* **Directions**:
Your response must be made up of each line in the data below that contains the string "true".

* **Data for the task**:
——————————

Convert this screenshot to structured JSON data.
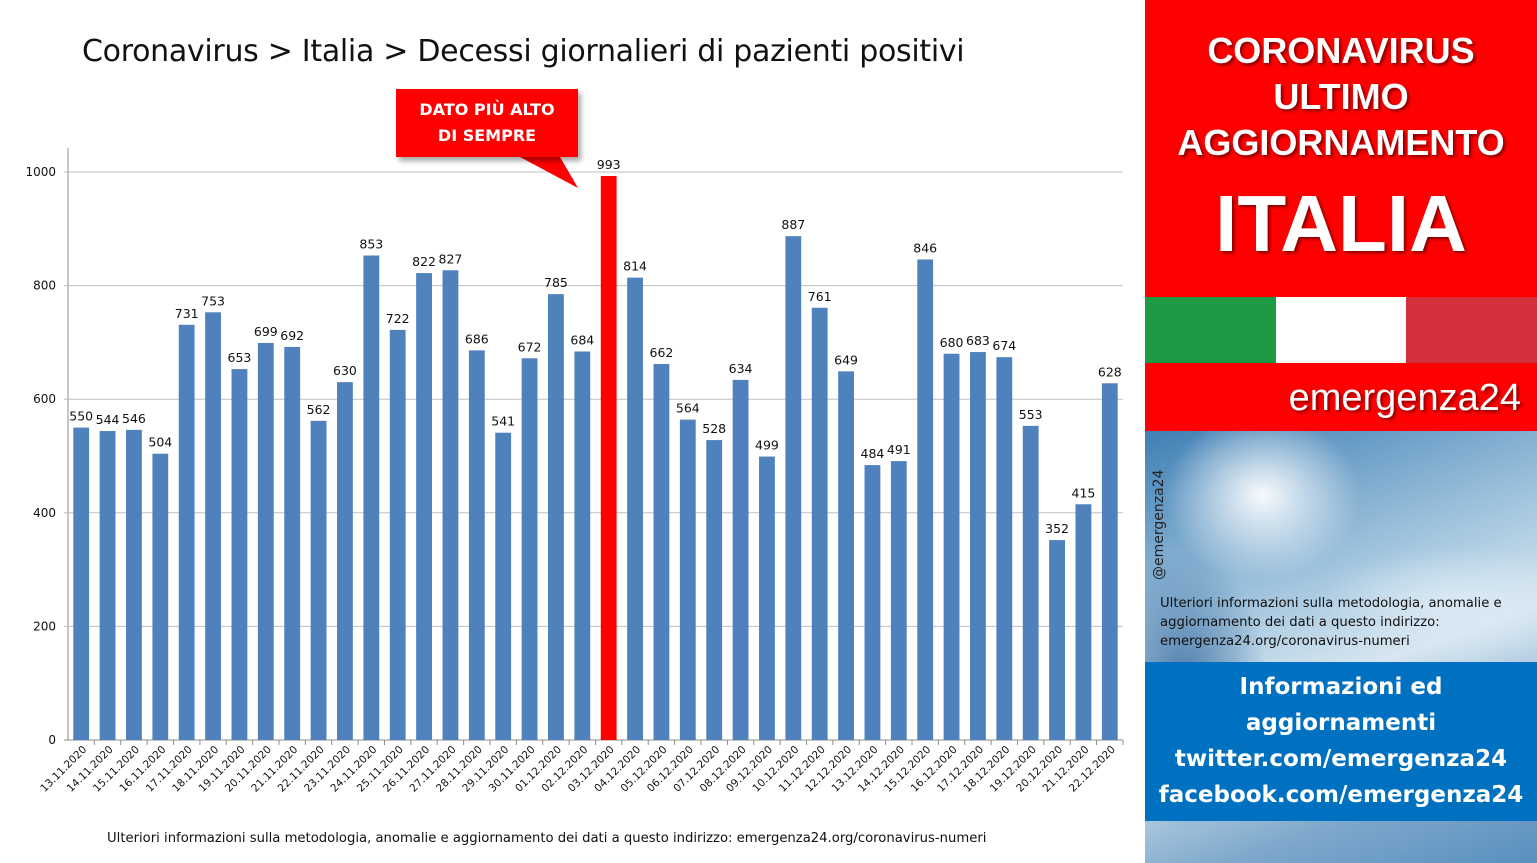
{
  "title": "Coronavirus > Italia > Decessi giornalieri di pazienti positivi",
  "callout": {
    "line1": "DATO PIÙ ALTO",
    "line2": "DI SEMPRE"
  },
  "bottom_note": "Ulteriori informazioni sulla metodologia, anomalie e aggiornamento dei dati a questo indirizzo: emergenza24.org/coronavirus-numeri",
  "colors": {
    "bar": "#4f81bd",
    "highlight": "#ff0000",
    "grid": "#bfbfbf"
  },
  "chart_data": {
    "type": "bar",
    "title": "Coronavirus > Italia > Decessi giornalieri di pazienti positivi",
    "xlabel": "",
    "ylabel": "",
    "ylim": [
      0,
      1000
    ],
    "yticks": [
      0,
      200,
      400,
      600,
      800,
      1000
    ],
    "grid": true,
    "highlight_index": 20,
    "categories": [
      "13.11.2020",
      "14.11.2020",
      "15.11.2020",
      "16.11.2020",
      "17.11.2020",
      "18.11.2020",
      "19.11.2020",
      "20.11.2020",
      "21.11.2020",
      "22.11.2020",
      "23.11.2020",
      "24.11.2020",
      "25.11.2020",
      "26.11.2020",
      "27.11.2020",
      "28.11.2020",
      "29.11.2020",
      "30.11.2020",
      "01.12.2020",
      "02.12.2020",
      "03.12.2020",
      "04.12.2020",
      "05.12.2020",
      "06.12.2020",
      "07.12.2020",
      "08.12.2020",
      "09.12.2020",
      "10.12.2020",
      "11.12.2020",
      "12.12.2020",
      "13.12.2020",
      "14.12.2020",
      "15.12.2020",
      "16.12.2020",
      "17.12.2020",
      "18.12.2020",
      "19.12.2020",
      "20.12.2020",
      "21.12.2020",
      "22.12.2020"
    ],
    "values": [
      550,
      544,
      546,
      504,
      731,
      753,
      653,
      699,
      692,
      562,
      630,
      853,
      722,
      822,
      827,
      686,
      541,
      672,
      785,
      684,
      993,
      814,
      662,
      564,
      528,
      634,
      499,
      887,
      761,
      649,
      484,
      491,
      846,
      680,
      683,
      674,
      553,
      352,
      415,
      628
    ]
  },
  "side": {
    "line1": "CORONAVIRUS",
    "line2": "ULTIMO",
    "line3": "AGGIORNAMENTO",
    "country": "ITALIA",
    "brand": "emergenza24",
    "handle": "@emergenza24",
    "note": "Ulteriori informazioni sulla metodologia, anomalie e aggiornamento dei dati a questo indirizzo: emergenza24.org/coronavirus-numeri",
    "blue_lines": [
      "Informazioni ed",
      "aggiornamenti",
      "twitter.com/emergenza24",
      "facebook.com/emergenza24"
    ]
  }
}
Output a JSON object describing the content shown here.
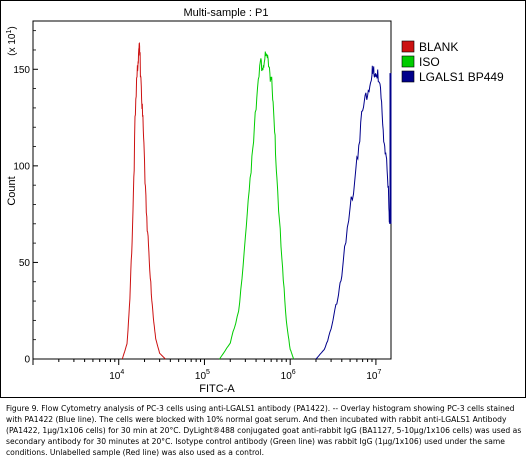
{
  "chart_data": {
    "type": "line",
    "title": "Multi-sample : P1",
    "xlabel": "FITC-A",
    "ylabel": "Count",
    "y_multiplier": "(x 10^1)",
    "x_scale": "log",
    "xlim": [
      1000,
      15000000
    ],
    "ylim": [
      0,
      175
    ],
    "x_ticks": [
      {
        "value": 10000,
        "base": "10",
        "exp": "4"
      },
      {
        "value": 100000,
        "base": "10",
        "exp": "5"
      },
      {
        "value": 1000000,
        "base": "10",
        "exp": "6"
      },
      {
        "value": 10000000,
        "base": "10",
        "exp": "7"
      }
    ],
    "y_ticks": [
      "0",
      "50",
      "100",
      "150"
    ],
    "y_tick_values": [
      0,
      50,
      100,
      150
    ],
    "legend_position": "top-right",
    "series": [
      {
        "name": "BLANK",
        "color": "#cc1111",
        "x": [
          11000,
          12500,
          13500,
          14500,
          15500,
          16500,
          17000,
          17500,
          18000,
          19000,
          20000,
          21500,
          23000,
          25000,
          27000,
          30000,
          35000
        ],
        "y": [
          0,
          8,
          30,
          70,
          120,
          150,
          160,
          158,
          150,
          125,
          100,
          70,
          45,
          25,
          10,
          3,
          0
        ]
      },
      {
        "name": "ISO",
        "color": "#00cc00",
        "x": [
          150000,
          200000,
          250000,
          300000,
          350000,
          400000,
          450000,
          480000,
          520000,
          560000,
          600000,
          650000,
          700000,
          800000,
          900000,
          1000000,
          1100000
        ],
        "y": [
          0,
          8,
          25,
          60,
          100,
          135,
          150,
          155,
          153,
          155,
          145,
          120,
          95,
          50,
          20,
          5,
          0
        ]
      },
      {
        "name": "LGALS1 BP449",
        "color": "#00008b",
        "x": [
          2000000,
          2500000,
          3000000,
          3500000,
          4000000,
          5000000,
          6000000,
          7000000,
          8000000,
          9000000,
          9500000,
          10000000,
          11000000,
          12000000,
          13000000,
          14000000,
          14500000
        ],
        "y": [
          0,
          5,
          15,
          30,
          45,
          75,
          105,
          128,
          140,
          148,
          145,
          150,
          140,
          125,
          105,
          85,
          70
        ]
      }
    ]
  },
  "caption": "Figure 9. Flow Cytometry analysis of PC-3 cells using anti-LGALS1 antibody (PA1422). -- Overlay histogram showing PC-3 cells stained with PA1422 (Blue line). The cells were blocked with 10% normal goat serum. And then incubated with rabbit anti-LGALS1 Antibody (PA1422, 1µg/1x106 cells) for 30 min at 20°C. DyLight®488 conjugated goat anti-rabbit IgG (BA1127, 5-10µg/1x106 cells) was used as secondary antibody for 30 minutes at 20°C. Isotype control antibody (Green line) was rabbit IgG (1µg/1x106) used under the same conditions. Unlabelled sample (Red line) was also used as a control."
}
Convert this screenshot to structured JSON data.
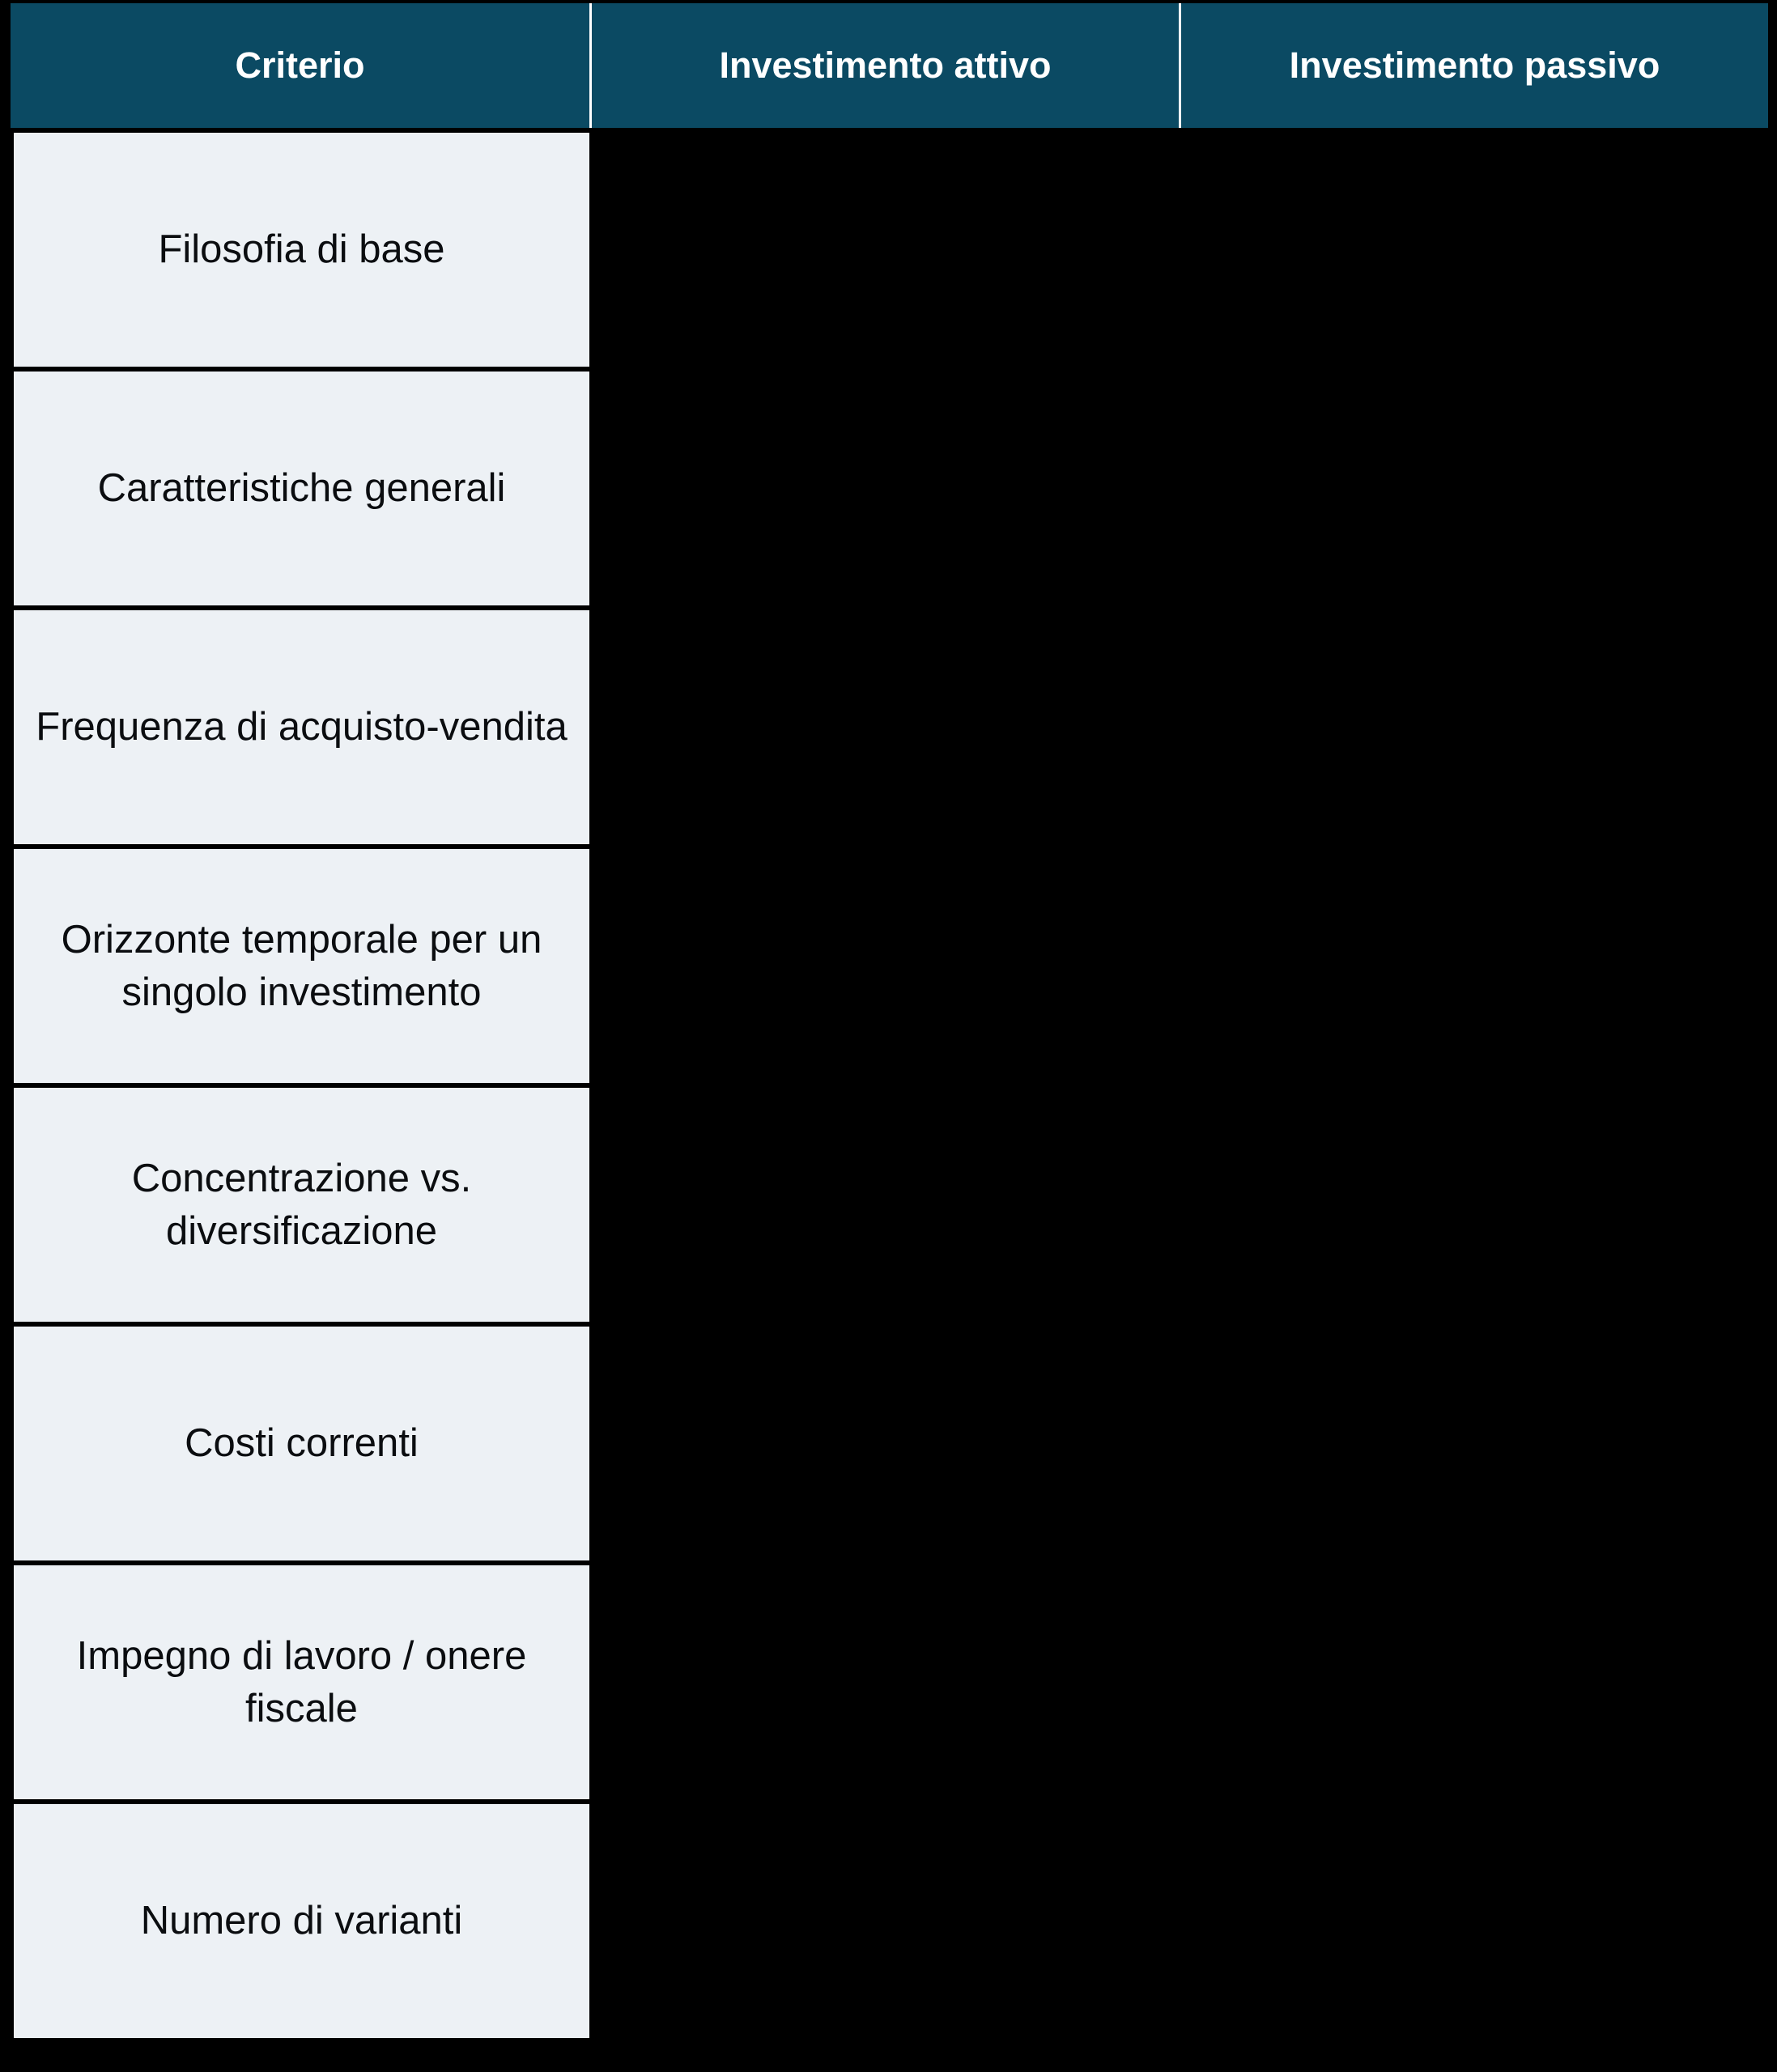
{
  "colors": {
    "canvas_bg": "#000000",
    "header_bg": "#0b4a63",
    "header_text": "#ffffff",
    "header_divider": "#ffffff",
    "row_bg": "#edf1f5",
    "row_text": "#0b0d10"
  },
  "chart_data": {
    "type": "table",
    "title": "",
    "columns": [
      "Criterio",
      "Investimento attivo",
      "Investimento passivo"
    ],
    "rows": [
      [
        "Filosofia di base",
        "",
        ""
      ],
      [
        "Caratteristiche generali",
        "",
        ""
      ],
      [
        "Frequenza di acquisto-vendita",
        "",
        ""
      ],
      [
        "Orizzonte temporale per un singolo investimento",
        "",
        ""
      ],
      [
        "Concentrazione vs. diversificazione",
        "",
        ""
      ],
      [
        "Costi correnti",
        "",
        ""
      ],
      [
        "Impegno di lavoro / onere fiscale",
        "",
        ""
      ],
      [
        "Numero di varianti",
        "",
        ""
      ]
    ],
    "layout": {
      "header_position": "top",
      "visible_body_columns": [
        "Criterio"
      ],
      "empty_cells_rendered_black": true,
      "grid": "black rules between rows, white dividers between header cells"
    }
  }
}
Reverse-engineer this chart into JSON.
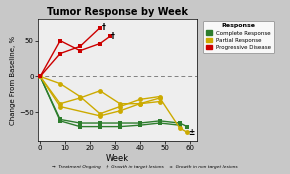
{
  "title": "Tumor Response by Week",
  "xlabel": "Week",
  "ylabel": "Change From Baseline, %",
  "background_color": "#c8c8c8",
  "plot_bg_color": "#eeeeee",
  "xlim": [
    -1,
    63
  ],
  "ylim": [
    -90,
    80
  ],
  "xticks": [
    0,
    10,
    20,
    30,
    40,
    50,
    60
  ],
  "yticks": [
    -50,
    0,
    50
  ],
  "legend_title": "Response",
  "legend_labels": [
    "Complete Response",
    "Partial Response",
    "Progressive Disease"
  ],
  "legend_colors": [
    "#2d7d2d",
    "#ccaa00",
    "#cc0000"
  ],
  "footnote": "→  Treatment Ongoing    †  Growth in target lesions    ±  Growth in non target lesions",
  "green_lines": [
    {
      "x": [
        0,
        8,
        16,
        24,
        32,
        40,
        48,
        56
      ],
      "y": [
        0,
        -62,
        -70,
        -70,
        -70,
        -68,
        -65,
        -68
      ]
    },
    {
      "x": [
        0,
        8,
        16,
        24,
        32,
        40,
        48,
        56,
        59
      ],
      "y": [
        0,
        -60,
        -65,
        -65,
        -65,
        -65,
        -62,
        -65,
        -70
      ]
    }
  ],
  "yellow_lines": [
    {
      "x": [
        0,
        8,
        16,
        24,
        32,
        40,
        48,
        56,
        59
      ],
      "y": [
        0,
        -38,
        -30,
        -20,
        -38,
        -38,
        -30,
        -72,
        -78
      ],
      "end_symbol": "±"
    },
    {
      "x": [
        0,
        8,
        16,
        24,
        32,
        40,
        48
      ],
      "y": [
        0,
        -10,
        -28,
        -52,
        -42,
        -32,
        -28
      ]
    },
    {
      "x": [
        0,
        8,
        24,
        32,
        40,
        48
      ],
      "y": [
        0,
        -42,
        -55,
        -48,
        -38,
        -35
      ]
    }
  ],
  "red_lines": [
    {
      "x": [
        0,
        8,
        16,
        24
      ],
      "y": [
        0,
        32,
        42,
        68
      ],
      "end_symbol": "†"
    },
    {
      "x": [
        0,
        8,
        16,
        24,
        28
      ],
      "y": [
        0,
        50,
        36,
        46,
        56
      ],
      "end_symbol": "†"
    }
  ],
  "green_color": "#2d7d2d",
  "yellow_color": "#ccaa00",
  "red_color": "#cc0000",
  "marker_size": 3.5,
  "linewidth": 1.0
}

——————————

* **Output below**:
    "grid": true,
      "empty_cells_rendered_black": true,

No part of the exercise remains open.